Material:

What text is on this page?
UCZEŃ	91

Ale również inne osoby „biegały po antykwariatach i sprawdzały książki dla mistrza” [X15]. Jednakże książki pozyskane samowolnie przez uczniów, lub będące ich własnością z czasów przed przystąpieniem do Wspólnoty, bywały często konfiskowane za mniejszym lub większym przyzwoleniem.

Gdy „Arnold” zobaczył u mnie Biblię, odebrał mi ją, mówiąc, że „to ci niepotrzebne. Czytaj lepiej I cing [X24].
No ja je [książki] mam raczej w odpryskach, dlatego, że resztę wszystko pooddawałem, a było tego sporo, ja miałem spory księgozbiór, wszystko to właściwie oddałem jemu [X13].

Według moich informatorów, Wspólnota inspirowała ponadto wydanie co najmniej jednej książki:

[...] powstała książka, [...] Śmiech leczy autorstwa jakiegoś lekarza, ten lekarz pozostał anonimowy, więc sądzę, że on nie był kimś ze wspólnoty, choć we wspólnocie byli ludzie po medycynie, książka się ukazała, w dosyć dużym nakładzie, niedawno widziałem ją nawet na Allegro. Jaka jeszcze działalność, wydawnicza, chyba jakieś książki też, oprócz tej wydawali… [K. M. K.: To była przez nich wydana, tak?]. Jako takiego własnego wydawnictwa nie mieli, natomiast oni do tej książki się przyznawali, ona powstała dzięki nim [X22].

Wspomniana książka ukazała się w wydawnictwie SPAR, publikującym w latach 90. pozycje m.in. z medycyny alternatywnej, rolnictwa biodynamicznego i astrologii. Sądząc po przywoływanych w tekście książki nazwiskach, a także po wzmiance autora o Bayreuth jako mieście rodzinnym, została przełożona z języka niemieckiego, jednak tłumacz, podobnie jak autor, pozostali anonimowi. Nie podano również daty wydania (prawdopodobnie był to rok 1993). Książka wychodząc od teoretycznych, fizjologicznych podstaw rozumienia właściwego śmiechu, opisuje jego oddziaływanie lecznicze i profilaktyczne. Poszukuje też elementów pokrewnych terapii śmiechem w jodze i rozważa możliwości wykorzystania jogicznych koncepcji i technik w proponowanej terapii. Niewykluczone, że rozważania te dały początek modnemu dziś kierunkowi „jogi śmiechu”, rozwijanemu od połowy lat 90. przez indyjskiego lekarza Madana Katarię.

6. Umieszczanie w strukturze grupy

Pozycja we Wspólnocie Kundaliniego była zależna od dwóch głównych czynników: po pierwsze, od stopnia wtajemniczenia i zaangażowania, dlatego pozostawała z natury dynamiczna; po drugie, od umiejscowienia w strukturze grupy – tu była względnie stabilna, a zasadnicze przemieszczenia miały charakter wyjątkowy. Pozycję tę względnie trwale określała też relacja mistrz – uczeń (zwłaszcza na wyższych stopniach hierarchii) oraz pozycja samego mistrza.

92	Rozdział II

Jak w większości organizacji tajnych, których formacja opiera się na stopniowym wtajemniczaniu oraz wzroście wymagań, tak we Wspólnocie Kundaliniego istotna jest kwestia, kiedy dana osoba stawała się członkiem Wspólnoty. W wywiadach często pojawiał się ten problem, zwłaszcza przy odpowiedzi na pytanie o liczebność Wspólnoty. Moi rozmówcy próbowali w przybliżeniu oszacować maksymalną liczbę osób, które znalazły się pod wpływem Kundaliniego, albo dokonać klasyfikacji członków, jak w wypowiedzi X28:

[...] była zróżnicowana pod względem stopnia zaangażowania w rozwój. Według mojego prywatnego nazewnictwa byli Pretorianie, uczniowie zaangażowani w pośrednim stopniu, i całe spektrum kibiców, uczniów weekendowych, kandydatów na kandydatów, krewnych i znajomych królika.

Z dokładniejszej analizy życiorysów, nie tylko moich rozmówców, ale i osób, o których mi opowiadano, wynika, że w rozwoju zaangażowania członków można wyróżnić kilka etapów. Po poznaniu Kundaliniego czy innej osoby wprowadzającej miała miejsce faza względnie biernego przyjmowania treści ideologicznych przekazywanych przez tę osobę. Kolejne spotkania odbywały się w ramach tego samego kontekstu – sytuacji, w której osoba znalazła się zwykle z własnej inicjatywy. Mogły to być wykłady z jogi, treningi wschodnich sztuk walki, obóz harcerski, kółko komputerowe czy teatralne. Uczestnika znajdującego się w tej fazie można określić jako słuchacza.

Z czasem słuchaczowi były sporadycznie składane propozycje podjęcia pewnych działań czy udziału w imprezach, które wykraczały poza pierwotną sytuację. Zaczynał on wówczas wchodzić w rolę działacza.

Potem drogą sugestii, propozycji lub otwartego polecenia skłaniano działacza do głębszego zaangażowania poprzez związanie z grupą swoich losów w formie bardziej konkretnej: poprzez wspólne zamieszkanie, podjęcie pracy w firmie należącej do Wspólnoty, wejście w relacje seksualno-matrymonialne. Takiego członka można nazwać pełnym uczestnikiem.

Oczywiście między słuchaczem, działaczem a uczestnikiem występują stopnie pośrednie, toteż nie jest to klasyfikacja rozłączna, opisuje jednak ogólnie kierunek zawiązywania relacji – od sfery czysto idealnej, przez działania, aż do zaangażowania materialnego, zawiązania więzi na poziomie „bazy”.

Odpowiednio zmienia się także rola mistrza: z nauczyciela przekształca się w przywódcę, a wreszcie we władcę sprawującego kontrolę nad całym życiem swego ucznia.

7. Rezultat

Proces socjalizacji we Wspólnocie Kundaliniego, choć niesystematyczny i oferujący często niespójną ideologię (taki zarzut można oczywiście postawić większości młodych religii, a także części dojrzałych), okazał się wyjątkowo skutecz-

The exercise: Scan the records above for the string "działacza", then select every line that holds it.

Exercise response:
Z czasem słuchaczowi były sporadycznie składane propozycje podjęcia pewnych działań czy udziału w imprezach, które wykraczały poza pierwotną sytuację. Zaczynał on wówczas wchodzić w rolę działacza.
Potem drogą sugestii, propozycji lub otwartego polecenia skłaniano działacza do głębszego zaangażowania poprzez związanie z grupą swoich losów w formie bardziej konkretnej: poprzez wspólne zamieszkanie, podjęcie pracy w firmie należącej do Wspólnoty, wejście w relacje seksualno-matrymonialne. Takiego członka można nazwać pełnym uczestnikiem.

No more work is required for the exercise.